#### Goal:
Reproduce all records verbatim.

________________

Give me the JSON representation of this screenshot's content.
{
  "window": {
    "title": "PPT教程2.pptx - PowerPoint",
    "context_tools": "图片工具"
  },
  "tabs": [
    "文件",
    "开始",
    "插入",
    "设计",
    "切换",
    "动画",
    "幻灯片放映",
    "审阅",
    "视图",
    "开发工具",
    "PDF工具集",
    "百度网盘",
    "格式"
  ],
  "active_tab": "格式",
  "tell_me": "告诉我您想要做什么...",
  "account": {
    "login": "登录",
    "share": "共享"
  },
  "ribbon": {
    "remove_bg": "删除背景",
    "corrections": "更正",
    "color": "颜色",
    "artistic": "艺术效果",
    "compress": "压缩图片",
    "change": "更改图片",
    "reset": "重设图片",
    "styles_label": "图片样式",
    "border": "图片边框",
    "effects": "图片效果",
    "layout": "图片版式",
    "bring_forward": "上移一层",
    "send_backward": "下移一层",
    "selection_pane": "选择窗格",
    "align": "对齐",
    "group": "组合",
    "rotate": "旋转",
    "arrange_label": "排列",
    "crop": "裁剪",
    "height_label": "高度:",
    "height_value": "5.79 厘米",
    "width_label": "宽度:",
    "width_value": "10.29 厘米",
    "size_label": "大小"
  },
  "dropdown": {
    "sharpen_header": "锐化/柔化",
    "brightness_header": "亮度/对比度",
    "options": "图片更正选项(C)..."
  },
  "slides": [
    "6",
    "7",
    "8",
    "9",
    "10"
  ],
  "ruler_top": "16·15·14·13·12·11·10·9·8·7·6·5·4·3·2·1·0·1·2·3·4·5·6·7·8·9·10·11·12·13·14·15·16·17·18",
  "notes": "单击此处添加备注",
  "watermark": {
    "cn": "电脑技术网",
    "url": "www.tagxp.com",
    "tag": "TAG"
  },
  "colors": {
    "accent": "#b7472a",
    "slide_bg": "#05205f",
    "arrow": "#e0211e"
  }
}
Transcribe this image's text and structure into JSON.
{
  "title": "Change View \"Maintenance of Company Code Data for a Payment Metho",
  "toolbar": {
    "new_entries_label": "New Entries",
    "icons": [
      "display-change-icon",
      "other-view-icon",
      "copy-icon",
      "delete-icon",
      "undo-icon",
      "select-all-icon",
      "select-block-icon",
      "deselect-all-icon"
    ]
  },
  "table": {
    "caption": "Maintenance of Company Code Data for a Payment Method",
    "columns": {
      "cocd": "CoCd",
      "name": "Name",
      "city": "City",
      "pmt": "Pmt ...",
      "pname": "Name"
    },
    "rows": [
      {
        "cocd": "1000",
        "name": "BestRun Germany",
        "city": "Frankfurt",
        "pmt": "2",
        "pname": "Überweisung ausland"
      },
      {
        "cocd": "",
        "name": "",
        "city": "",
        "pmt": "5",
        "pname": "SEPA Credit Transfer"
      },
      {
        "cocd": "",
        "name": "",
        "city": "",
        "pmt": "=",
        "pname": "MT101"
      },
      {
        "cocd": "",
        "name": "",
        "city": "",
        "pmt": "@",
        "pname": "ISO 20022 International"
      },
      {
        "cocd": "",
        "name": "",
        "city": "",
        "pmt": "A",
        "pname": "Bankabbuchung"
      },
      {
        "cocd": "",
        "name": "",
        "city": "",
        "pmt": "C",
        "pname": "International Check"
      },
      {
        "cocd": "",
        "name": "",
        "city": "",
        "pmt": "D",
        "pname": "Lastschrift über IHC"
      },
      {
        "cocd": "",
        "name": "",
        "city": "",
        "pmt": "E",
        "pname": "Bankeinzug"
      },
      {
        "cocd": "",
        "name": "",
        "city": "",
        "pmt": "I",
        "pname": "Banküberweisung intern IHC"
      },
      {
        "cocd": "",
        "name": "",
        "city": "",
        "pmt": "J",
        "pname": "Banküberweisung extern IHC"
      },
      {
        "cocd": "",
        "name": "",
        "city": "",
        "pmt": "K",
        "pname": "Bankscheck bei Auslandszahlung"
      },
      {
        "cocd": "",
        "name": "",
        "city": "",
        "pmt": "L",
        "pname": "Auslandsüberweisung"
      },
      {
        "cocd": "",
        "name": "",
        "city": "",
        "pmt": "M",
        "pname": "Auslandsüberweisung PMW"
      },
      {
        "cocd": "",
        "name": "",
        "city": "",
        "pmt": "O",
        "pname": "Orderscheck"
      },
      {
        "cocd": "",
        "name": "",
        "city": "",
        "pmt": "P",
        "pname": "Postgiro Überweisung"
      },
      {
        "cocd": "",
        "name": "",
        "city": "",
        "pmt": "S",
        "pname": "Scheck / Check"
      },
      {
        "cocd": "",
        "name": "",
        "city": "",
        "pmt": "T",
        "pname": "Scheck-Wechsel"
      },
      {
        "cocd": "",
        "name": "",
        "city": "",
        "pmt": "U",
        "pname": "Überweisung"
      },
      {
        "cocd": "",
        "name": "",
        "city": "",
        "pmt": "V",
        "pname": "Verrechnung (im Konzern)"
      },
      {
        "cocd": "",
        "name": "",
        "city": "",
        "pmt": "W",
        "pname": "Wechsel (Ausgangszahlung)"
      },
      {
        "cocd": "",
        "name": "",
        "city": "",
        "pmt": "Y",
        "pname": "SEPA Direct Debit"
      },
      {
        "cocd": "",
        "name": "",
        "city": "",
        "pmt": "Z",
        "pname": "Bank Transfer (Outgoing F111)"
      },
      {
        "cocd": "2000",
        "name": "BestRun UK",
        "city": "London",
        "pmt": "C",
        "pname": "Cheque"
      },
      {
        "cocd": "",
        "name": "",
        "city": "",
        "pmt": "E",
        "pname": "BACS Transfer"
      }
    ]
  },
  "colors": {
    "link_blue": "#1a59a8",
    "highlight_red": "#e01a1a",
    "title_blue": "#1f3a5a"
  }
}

________________

#### Answer:
Give me the JSON representation of this screenshot's content.
{
  "window": {
    "title": "PPT教程2.pptx - PowerPoint",
    "context_tools": "图片工具"
  },
  "tabs": [
    "文件",
    "开始",
    "插入",
    "设计",
    "切换",
    "动画",
    "幻灯片放映",
    "审阅",
    "视图",
    "开发工具",
    "PDF工具集",
    "百度网盘",
    "格式"
  ],
  "active_tab": "格式",
  "tell_me": "告诉我您想要做什么...",
  "account": {
    "login": "登录",
    "share": "共享"
  },
  "ribbon": {
    "remove_bg": "删除背景",
    "corrections": "更正",
    "color": "颜色",
    "artistic": "艺术效果",
    "compress": "压缩图片",
    "change": "更改图片",
    "reset": "重设图片",
    "styles_label": "图片样式",
    "border": "图片边框",
    "effects": "图片效果",
    "layout": "图片版式",
    "bring_forward": "上移一层",
    "send_backward": "下移一层",
    "selection_pane": "选择窗格",
    "align": "对齐",
    "group": "组合",
    "rotate": "旋转",
    "arrange_label": "排列",
    "crop": "裁剪",
    "height_label": "高度:",
    "height_value": "5.79 厘米",
    "width_label": "宽度:",
    "width_value": "10.29 厘米",
    "size_label": "大小"
  },
  "dropdown": {
    "sharpen_header": "锐化/柔化",
    "brightness_header": "亮度/对比度",
    "options": "图片更正选项(C)..."
  },
  "slides": [
    "6",
    "7",
    "8",
    "9",
    "10"
  ],
  "ruler_top": "16·15·14·13·12·11·10·9·8·7·6·5·4·3·2·1·0·1·2·3·4·5·6·7·8·9·10·11·12·13·14·15·16·17·18",
  "notes": "单击此处添加备注",
  "watermark": {
    "cn": "电脑技术网",
    "url": "www.tagxp.com",
    "tag": "TAG"
  },
  "colors": {
    "accent": "#b7472a",
    "slide_bg": "#05205f",
    "arrow": "#e0211e"
  }
}
Transcribe this image's text and structure into JSON.
{
  "title": "Change View \"Maintenance of Company Code Data for a Payment Metho",
  "toolbar": {
    "new_entries_label": "New Entries",
    "icons": [
      "display-change-icon",
      "other-view-icon",
      "copy-icon",
      "delete-icon",
      "undo-icon",
      "select-all-icon",
      "select-block-icon",
      "deselect-all-icon"
    ]
  },
  "table": {
    "caption": "Maintenance of Company Code Data for a Payment Method",
    "columns": {
      "cocd": "CoCd",
      "name": "Name",
      "city": "City",
      "pmt": "Pmt ...",
      "pname": "Name"
    },
    "rows": [
      {
        "cocd": "1000",
        "name": "BestRun Germany",
        "city": "Frankfurt",
        "pmt": "2",
        "pname": "Überweisung ausland"
      },
      {
        "cocd": "",
        "name": "",
        "city": "",
        "pmt": "5",
        "pname": "SEPA Credit Transfer"
      },
      {
        "cocd": "",
        "name": "",
        "city": "",
        "pmt": "=",
        "pname": "MT101"
      },
      {
        "cocd": "",
        "name": "",
        "city": "",
        "pmt": "@",
        "pname": "ISO 20022 International"
      },
      {
        "cocd": "",
        "name": "",
        "city": "",
        "pmt": "A",
        "pname": "Bankabbuchung"
      },
      {
        "cocd": "",
        "name": "",
        "city": "",
        "pmt": "C",
        "pname": "International Check"
      },
      {
        "cocd": "",
        "name": "",
        "city": "",
        "pmt": "D",
        "pname": "Lastschrift über IHC"
      },
      {
        "cocd": "",
        "name": "",
        "city": "",
        "pmt": "E",
        "pname": "Bankeinzug"
      },
      {
        "cocd": "",
        "name": "",
        "city": "",
        "pmt": "I",
        "pname": "Banküberweisung intern IHC"
      },
      {
        "cocd": "",
        "name": "",
        "city": "",
        "pmt": "J",
        "pname": "Banküberweisung extern IHC"
      },
      {
        "cocd": "",
        "name": "",
        "city": "",
        "pmt": "K",
        "pname": "Bankscheck bei Auslandszahlung"
      },
      {
        "cocd": "",
        "name": "",
        "city": "",
        "pmt": "L",
        "pname": "Auslandsüberweisung"
      },
      {
        "cocd": "",
        "name": "",
        "city": "",
        "pmt": "M",
        "pname": "Auslandsüberweisung PMW"
      },
      {
        "cocd": "",
        "name": "",
        "city": "",
        "pmt": "O",
        "pname": "Orderscheck"
      },
      {
        "cocd": "",
        "name": "",
        "city": "",
        "pmt": "P",
        "pname": "Postgiro Überweisung"
      },
      {
        "cocd": "",
        "name": "",
        "city": "",
        "pmt": "S",
        "pname": "Scheck / Check"
      },
      {
        "cocd": "",
        "name": "",
        "city": "",
        "pmt": "T",
        "pname": "Scheck-Wechsel"
      },
      {
        "cocd": "",
        "name": "",
        "city": "",
        "pmt": "U",
        "pname": "Überweisung"
      },
      {
        "cocd": "",
        "name": "",
        "city": "",
        "pmt": "V",
        "pname": "Verrechnung (im Konzern)"
      },
      {
        "cocd": "",
        "name": "",
        "city": "",
        "pmt": "W",
        "pname": "Wechsel (Ausgangszahlung)"
      },
      {
        "cocd": "",
        "name": "",
        "city": "",
        "pmt": "Y",
        "pname": "SEPA Direct Debit"
      },
      {
        "cocd": "",
        "name": "",
        "city": "",
        "pmt": "Z",
        "pname": "Bank Transfer (Outgoing F111)"
      },
      {
        "cocd": "2000",
        "name": "BestRun UK",
        "city": "London",
        "pmt": "C",
        "pname": "Cheque"
      },
      {
        "cocd": "",
        "name": "",
        "city": "",
        "pmt": "E",
        "pname": "BACS Transfer"
      }
    ]
  },
  "colors": {
    "link_blue": "#1a59a8",
    "highlight_red": "#e01a1a",
    "title_blue": "#1f3a5a"
  }
}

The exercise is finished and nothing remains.